◆ Written problem: Scan each line of the records for the word "icon" and extract the ones that have it.
** start **
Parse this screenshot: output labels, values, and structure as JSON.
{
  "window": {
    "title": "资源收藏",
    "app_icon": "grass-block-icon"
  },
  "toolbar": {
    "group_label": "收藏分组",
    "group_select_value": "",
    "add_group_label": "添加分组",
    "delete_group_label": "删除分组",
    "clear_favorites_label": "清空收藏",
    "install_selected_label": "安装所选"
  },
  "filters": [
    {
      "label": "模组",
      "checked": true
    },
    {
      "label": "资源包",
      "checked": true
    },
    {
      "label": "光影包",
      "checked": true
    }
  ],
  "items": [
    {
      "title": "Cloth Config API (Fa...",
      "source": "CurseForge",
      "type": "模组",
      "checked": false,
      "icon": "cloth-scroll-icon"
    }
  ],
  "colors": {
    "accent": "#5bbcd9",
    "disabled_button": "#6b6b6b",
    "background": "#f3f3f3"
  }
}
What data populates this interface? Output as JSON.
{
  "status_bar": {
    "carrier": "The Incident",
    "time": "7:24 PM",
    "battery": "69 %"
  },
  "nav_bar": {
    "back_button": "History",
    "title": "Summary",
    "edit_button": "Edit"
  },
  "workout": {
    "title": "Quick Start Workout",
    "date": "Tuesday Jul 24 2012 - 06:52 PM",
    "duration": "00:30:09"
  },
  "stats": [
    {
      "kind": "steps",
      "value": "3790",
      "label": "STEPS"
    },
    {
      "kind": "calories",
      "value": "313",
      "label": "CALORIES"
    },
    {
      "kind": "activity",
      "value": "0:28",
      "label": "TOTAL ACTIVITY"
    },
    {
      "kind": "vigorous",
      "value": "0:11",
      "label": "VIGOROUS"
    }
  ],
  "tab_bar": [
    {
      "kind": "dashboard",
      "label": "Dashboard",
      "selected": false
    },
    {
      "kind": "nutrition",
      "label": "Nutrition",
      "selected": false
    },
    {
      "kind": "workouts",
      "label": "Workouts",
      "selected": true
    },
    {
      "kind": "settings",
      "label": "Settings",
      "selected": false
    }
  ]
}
** end **
◆ Output below:
    "app_icon": "grass-block-icon"
      "icon": "cloth-scroll-icon"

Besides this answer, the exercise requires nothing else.